• Task data
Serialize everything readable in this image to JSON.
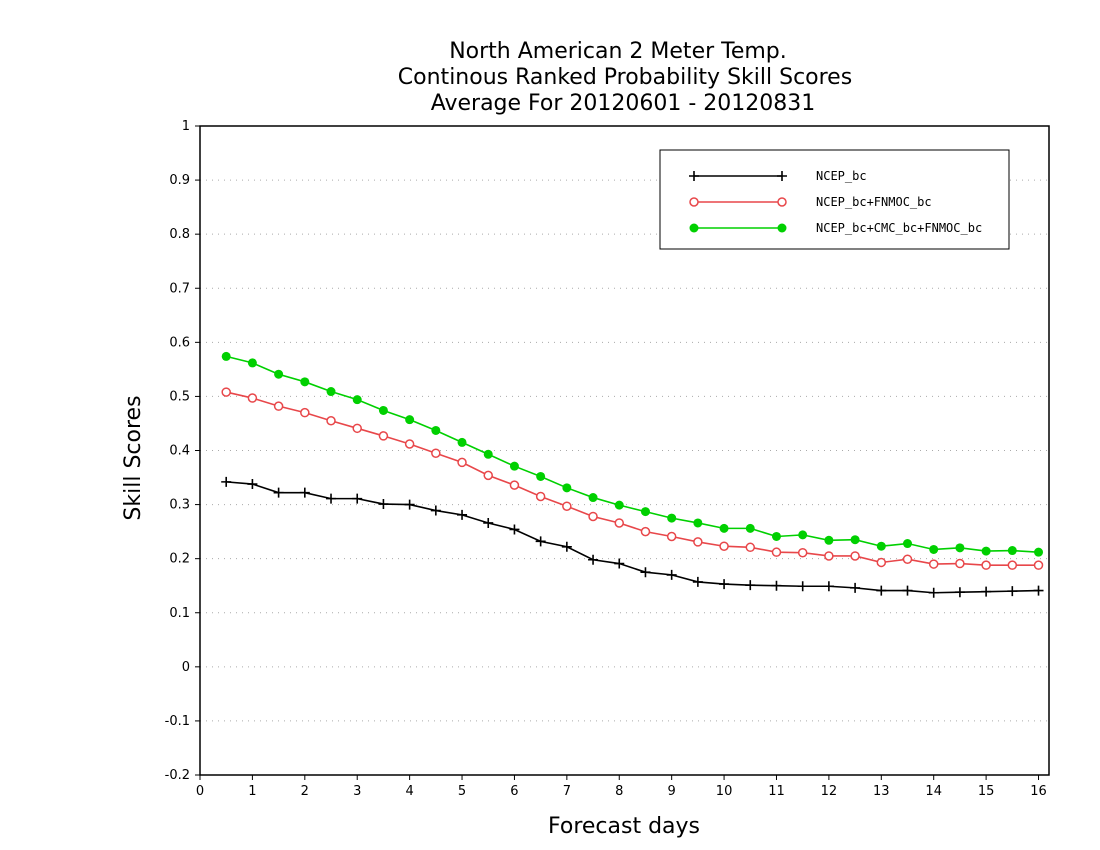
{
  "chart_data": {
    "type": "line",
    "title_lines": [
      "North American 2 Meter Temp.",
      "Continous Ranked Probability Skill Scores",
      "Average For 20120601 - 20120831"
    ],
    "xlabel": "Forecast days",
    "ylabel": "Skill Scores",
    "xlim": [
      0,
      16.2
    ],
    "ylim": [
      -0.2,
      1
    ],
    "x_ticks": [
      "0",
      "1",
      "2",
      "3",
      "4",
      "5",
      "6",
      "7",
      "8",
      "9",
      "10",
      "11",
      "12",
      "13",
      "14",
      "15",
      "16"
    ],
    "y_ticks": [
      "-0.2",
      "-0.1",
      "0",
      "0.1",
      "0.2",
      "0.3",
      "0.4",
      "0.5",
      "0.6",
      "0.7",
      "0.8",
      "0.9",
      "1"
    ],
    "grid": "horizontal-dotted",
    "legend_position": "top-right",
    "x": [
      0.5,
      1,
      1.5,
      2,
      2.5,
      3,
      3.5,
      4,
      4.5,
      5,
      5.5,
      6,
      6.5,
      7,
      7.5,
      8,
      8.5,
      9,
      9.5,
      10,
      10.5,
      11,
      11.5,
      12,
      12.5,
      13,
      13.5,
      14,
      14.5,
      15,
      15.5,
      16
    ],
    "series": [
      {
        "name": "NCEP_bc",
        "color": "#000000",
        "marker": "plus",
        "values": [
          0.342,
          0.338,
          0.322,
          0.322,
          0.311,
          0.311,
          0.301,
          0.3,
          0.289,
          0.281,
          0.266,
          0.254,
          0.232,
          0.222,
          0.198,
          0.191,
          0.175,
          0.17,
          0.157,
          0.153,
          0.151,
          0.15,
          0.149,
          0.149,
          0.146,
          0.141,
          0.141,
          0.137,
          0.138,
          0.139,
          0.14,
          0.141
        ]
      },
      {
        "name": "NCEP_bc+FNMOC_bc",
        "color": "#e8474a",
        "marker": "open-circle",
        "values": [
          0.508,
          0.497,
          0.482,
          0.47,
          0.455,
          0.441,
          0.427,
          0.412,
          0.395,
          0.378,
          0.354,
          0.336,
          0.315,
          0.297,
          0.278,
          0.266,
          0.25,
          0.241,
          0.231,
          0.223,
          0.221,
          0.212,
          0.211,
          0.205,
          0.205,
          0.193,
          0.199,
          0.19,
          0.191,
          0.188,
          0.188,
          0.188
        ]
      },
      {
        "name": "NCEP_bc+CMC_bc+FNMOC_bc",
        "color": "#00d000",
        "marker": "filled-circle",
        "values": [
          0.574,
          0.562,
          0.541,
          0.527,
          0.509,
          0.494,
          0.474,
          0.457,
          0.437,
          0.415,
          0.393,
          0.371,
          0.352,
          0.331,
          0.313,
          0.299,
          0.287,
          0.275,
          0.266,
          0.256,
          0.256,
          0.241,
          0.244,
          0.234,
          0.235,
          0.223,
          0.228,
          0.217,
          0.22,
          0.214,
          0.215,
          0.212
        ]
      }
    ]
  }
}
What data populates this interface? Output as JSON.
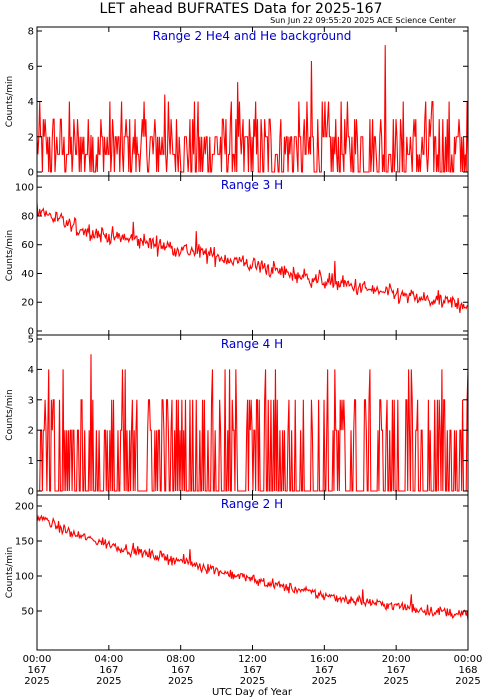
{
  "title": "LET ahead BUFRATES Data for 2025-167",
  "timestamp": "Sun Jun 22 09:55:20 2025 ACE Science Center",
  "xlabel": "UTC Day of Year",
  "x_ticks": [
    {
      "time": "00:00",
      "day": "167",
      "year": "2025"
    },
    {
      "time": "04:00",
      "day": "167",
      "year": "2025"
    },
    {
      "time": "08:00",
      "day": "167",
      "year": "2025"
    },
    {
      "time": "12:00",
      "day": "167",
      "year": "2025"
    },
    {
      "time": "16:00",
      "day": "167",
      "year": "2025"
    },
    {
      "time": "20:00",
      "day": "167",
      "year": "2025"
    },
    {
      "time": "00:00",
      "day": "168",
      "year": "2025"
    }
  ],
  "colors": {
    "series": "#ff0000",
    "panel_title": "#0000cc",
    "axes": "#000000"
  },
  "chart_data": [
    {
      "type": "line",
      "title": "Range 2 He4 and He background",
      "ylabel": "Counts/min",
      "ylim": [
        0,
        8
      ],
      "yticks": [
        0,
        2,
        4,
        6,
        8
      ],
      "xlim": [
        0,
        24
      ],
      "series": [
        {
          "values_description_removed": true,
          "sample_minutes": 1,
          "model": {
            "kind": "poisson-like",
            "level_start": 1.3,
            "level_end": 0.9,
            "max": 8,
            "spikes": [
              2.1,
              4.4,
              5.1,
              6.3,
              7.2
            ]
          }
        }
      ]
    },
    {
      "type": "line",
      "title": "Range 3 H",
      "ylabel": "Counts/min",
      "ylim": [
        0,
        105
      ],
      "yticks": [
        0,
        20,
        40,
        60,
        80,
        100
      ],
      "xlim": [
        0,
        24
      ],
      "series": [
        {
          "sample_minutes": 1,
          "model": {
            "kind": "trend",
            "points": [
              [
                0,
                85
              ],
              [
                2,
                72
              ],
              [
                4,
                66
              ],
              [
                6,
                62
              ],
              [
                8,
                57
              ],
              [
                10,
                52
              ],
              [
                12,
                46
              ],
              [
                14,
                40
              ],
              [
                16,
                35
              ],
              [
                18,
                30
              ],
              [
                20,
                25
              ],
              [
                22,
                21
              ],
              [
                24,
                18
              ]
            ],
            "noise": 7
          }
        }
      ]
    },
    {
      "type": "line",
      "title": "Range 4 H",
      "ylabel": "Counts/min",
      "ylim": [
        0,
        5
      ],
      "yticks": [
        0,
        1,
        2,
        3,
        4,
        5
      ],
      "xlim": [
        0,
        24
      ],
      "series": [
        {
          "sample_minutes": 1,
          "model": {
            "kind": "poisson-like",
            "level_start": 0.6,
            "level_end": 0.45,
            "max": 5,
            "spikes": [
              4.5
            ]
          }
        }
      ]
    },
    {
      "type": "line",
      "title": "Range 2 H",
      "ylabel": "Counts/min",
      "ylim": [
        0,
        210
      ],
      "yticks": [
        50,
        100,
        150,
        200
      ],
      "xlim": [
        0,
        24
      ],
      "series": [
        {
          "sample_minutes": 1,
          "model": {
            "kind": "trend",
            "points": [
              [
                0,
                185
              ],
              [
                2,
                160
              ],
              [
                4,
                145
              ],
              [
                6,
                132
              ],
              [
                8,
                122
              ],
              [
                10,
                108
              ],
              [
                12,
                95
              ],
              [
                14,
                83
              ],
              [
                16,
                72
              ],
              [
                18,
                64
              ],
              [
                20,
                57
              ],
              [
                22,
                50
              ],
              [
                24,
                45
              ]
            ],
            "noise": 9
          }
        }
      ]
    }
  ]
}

==

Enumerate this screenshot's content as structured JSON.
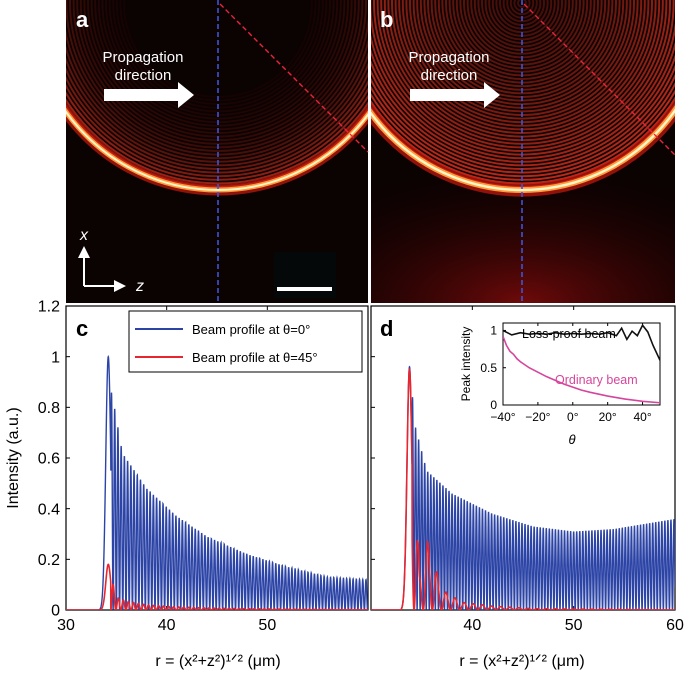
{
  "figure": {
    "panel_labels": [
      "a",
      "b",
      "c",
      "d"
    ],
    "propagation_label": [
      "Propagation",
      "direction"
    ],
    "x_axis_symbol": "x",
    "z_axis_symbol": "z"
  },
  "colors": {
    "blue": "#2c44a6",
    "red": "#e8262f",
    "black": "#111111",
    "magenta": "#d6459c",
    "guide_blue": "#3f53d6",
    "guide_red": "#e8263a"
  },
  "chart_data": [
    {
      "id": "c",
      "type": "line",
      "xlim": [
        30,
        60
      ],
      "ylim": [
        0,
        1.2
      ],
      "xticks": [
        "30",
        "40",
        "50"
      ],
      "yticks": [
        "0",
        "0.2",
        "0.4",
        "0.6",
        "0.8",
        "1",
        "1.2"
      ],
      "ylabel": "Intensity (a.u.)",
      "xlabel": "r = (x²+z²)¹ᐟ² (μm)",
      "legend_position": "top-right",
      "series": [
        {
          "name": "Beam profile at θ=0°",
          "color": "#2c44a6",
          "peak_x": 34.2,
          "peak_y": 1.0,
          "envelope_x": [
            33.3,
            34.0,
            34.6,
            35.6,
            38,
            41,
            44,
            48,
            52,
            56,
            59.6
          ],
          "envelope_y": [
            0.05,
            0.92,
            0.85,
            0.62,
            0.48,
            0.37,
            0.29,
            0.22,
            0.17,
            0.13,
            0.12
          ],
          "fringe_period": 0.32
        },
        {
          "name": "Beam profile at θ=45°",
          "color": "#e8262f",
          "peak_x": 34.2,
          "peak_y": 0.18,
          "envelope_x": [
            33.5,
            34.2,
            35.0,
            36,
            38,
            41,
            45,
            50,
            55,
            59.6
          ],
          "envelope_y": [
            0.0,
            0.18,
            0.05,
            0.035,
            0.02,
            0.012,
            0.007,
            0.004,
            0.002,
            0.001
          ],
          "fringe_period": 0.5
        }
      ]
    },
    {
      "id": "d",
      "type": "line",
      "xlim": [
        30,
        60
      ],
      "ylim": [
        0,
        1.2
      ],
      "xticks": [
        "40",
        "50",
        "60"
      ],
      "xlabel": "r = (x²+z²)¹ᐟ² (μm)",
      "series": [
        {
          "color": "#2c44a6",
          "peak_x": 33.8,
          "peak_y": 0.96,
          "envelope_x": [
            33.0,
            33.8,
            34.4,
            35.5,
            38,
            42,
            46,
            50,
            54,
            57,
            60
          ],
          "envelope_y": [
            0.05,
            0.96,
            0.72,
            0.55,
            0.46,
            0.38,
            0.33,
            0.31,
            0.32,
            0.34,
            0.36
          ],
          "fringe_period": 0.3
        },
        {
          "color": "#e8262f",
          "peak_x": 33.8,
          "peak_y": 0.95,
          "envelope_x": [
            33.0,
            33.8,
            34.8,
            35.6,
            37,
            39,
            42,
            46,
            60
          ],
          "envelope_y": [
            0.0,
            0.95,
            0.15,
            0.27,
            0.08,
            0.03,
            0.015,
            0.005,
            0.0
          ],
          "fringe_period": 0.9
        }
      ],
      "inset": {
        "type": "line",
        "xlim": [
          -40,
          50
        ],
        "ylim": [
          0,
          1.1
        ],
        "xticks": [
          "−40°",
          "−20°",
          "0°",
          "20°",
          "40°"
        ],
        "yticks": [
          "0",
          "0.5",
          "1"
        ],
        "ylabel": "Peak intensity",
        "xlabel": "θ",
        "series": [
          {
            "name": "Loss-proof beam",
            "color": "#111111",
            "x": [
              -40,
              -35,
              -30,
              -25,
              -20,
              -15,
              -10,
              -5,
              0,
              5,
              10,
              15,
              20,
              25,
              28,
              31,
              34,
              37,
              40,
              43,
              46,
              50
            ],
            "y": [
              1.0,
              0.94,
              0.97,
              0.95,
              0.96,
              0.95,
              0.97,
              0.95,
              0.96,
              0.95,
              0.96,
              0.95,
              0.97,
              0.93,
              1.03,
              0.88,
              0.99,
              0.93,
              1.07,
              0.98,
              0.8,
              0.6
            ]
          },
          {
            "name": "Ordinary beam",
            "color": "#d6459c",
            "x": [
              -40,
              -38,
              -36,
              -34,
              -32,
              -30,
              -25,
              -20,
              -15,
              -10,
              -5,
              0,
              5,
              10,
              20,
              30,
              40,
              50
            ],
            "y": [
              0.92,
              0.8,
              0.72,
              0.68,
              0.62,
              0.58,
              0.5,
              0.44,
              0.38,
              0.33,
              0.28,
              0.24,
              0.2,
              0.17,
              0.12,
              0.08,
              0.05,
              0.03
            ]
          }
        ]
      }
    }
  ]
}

• Your task
Select every line above that contains the word "Skill", and copy it.

• Exercise solution
      "Continous Ranked Probability Skill Scores",
    "ylabel": "Skill Scores",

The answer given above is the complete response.